- _Your task_:
Below are records. Count every line containing the word "true" and give the number alone.
## Begin Dataset rows
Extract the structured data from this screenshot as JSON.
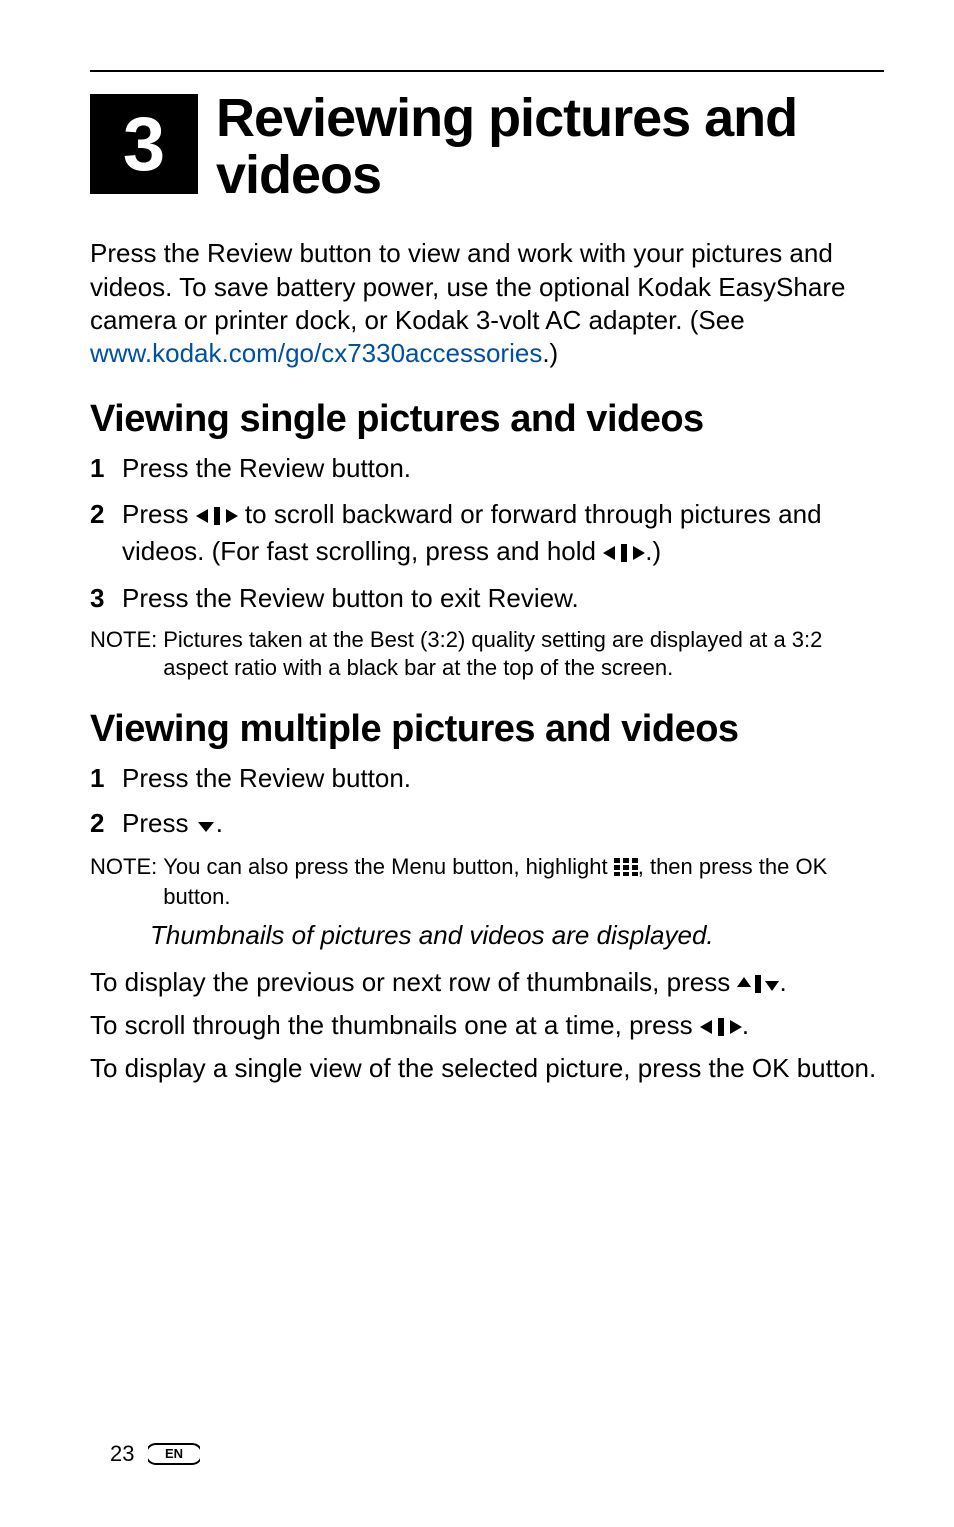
{
  "chapter": {
    "number": "3",
    "title": "Reviewing pictures and videos"
  },
  "intro": {
    "part1": "Press the Review button to view and work with your pictures and videos. To save battery power, use the optional Kodak EasyShare camera or printer dock, or Kodak 3-volt AC adapter. (See ",
    "link_text": "www.kodak.com/go/cx7330accessories",
    "part2": ".)"
  },
  "section1": {
    "heading": "Viewing single pictures and videos",
    "step1": "Press the Review button.",
    "step2_a": "Press ",
    "step2_b": " to scroll backward or forward through pictures and videos. (For fast scrolling, press and hold ",
    "step2_c": ".)",
    "step3": "Press the Review button to exit Review.",
    "note_label": "NOTE:",
    "note_body": "Pictures taken at the Best (3:2) quality setting are displayed at a 3:2 aspect ratio with a black bar at the top of the screen."
  },
  "section2": {
    "heading": "Viewing multiple pictures and videos",
    "step1": "Press the Review button.",
    "step2_a": "Press ",
    "step2_b": ".",
    "note_label": "NOTE:",
    "note_a": "You can also press the Menu button, highlight ",
    "note_b": ", then press the OK button.",
    "emph": "Thumbnails of pictures and videos are displayed.",
    "p1_a": "To display the previous or next row of thumbnails, press ",
    "p1_b": ".",
    "p2_a": "To scroll through the thumbnails one at a time, press ",
    "p2_b": ".",
    "p3": "To display a single view of the selected picture, press the OK button."
  },
  "footer": {
    "page": "23",
    "lang": "EN"
  }
}
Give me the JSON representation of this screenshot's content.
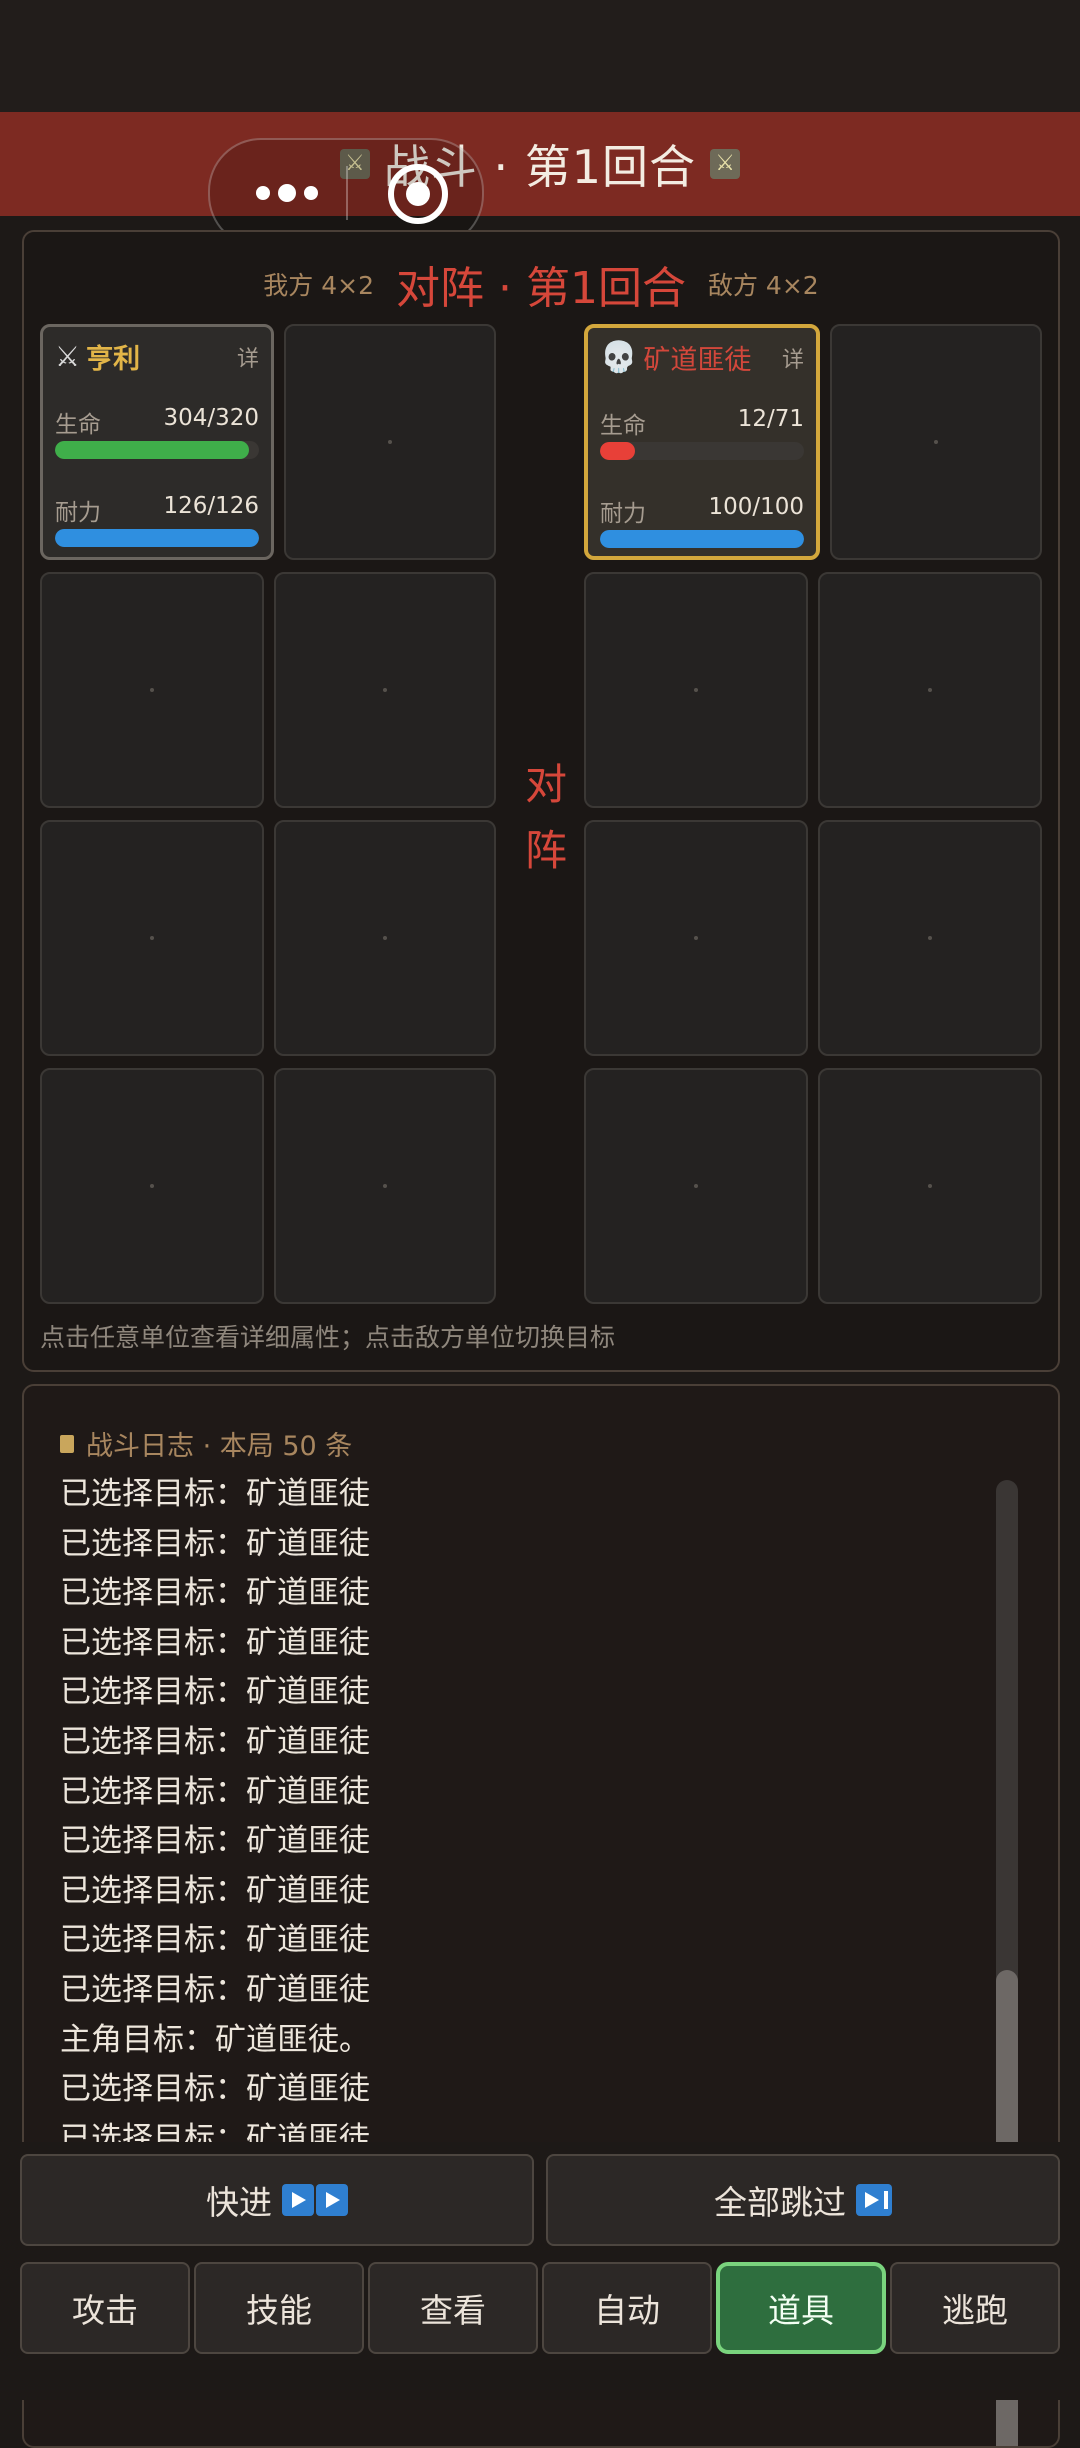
{
  "header": {
    "title": "战斗 · 第1回合",
    "icon_left": "crossed-swords-icon",
    "icon_right": "crossed-swords-icon"
  },
  "battlefield": {
    "ally_label": "我方 4×2",
    "title": "对阵 · 第1回合",
    "enemy_label": "敌方 4×2",
    "vs_top": "对",
    "vs_bottom": "阵",
    "hint": "点击任意单位查看详细属性；点击敌方单位切换目标",
    "ally_unit": {
      "icon": "crossed-swords-icon",
      "name": "亨利",
      "detail": "详",
      "hp_label": "生命",
      "hp_value": "304/320",
      "hp_ratio": 0.95,
      "stamina_label": "耐力",
      "stamina_value": "126/126",
      "stamina_ratio": 1.0
    },
    "enemy_unit": {
      "icon": "skull-icon",
      "name": "矿道匪徒",
      "detail": "详",
      "hp_label": "生命",
      "hp_value": "12/71",
      "hp_ratio": 0.17,
      "stamina_label": "耐力",
      "stamina_value": "100/100",
      "stamina_ratio": 1.0
    }
  },
  "log": {
    "title": "战斗日志 · 本局 50 条",
    "lines": [
      "已选择目标：矿道匪徒",
      "已选择目标：矿道匪徒",
      "已选择目标：矿道匪徒",
      "已选择目标：矿道匪徒",
      "已选择目标：矿道匪徒",
      "已选择目标：矿道匪徒",
      "已选择目标：矿道匪徒",
      "已选择目标：矿道匪徒",
      "已选择目标：矿道匪徒",
      "已选择目标：矿道匪徒",
      "已选择目标：矿道匪徒",
      "主角目标：矿道匪徒。",
      "已选择目标：矿道匪徒",
      "已选择目标：矿道匪徒"
    ]
  },
  "controls": {
    "fast_forward": "快进",
    "skip_all": "全部跳过",
    "actions": [
      "攻击",
      "技能",
      "查看",
      "自动",
      "道具",
      "逃跑"
    ],
    "active_action": "道具"
  },
  "colors": {
    "hp_ally": "#3fae4a",
    "hp_enemy": "#e84038",
    "stamina": "#2f8fe0",
    "accent_red": "#d6473a",
    "enemy_border": "#d3a73c"
  }
}
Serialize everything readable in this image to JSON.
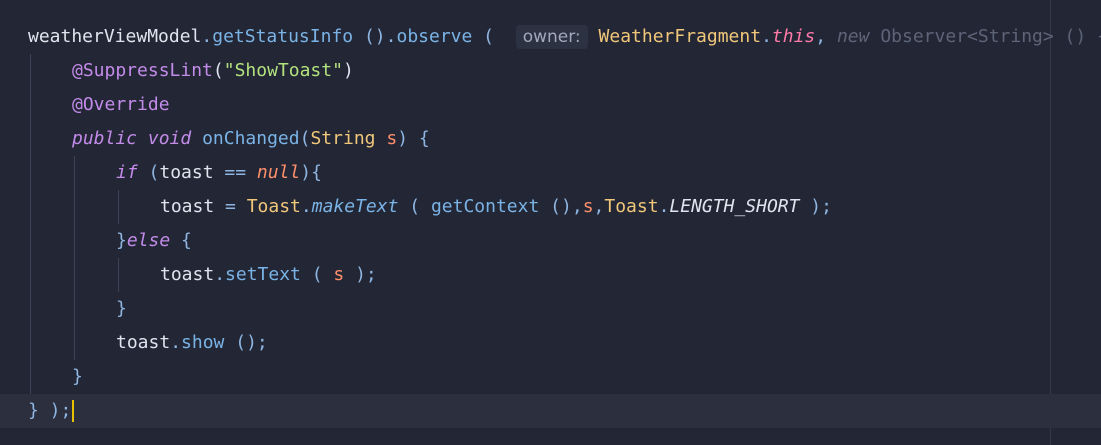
{
  "editor": {
    "lines": [
      {
        "indent": 0,
        "tokens": [
          {
            "text": "weatherViewModel",
            "cls": "id"
          },
          {
            "text": ".",
            "cls": "punct"
          },
          {
            "text": "getStatusInfo",
            "cls": "method"
          },
          {
            "text": " ().",
            "cls": "punct"
          },
          {
            "text": "observe",
            "cls": "method"
          },
          {
            "text": " (  ",
            "cls": "punct"
          },
          {
            "text": "owner:",
            "cls": "hint"
          },
          {
            "text": " ",
            "cls": "id"
          },
          {
            "text": "WeatherFragment",
            "cls": "type"
          },
          {
            "text": ".",
            "cls": "punct"
          },
          {
            "text": "this",
            "cls": "this"
          },
          {
            "text": ", ",
            "cls": "punct"
          },
          {
            "text": "new",
            "cls": "faded-kw"
          },
          {
            "text": " Observer<String> () {",
            "cls": "faded"
          }
        ]
      },
      {
        "indent": 1,
        "tokens": [
          {
            "text": "@SuppressLint",
            "cls": "annot"
          },
          {
            "text": "(",
            "cls": "id"
          },
          {
            "text": "\"ShowToast\"",
            "cls": "str"
          },
          {
            "text": ")",
            "cls": "id"
          }
        ]
      },
      {
        "indent": 1,
        "tokens": [
          {
            "text": "@Override",
            "cls": "annot"
          }
        ]
      },
      {
        "indent": 1,
        "tokens": [
          {
            "text": "public",
            "cls": "kw"
          },
          {
            "text": " ",
            "cls": "id"
          },
          {
            "text": "void",
            "cls": "kw"
          },
          {
            "text": " ",
            "cls": "id"
          },
          {
            "text": "onChanged",
            "cls": "method"
          },
          {
            "text": "(",
            "cls": "punct"
          },
          {
            "text": "String",
            "cls": "type"
          },
          {
            "text": " ",
            "cls": "id"
          },
          {
            "text": "s",
            "cls": "param"
          },
          {
            "text": ") {",
            "cls": "punct"
          }
        ]
      },
      {
        "indent": 2,
        "tokens": [
          {
            "text": "if",
            "cls": "kw"
          },
          {
            "text": " (",
            "cls": "punct"
          },
          {
            "text": "toast",
            "cls": "id"
          },
          {
            "text": " == ",
            "cls": "punct"
          },
          {
            "text": "null",
            "cls": "nul"
          },
          {
            "text": "){",
            "cls": "punct"
          }
        ]
      },
      {
        "indent": 3,
        "tokens": [
          {
            "text": "toast",
            "cls": "id"
          },
          {
            "text": " = ",
            "cls": "punct"
          },
          {
            "text": "Toast",
            "cls": "type"
          },
          {
            "text": ".",
            "cls": "punct"
          },
          {
            "text": "makeText",
            "cls": "static-m"
          },
          {
            "text": " ( ",
            "cls": "punct"
          },
          {
            "text": "getContext",
            "cls": "method"
          },
          {
            "text": " (),",
            "cls": "punct"
          },
          {
            "text": "s",
            "cls": "param"
          },
          {
            "text": ",",
            "cls": "punct"
          },
          {
            "text": "Toast",
            "cls": "type"
          },
          {
            "text": ".",
            "cls": "punct"
          },
          {
            "text": "LENGTH_SHORT",
            "cls": "const"
          },
          {
            "text": " );",
            "cls": "punct"
          }
        ]
      },
      {
        "indent": 2,
        "tokens": [
          {
            "text": "}",
            "cls": "punct"
          },
          {
            "text": "else",
            "cls": "kw"
          },
          {
            "text": " {",
            "cls": "punct"
          }
        ]
      },
      {
        "indent": 3,
        "tokens": [
          {
            "text": "toast",
            "cls": "id"
          },
          {
            "text": ".",
            "cls": "punct"
          },
          {
            "text": "setText",
            "cls": "method"
          },
          {
            "text": " ( ",
            "cls": "punct"
          },
          {
            "text": "s",
            "cls": "param"
          },
          {
            "text": " );",
            "cls": "punct"
          }
        ]
      },
      {
        "indent": 2,
        "tokens": [
          {
            "text": "}",
            "cls": "punct"
          }
        ]
      },
      {
        "indent": 2,
        "tokens": [
          {
            "text": "toast",
            "cls": "id"
          },
          {
            "text": ".",
            "cls": "punct"
          },
          {
            "text": "show",
            "cls": "method"
          },
          {
            "text": " ();",
            "cls": "punct"
          }
        ]
      },
      {
        "indent": 1,
        "tokens": [
          {
            "text": "}",
            "cls": "punct"
          }
        ]
      },
      {
        "indent": 0,
        "current": true,
        "tokens": [
          {
            "text": "} );",
            "cls": "punct"
          }
        ]
      }
    ]
  }
}
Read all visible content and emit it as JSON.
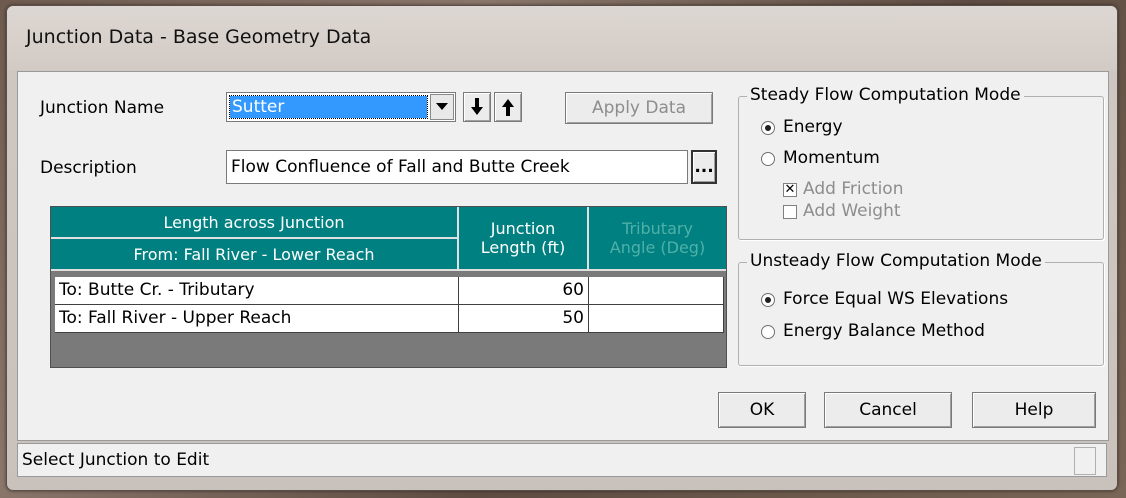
{
  "window": {
    "title": "Junction Data - Base Geometry Data"
  },
  "junction": {
    "name_label": "Junction Name",
    "name_value": "Sutter",
    "apply_label": "Apply Data",
    "description_label": "Description",
    "description_value": "Flow Confluence of Fall and Butte Creek",
    "ellipsis": "..."
  },
  "grid": {
    "header_length_across": "Length across Junction",
    "header_from": "From: Fall River - Lower Reach",
    "header_junction_length": "Junction Length (ft)",
    "header_tributary_angle": "Tributary Angle (Deg)",
    "rows": [
      {
        "to": "To: Butte Cr. - Tributary",
        "length": "60",
        "angle": ""
      },
      {
        "to": "To: Fall River - Upper Reach",
        "length": "50",
        "angle": ""
      }
    ]
  },
  "steady": {
    "title": "Steady Flow Computation Mode",
    "energy": "Energy",
    "momentum": "Momentum",
    "add_friction": "Add Friction",
    "add_weight": "Add Weight",
    "selected": "energy",
    "add_friction_checked": true,
    "add_weight_checked": false
  },
  "unsteady": {
    "title": "Unsteady Flow Computation Mode",
    "force_equal": "Force Equal WS Elevations",
    "energy_balance": "Energy Balance Method",
    "selected": "force_equal"
  },
  "buttons": {
    "ok": "OK",
    "cancel": "Cancel",
    "help": "Help"
  },
  "status": {
    "text": "Select Junction to Edit"
  },
  "icons": {
    "dropdown": "chevron-down-icon",
    "down": "arrow-down-icon",
    "up": "arrow-up-icon"
  }
}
## End Dataset rows
- _Result below_:
2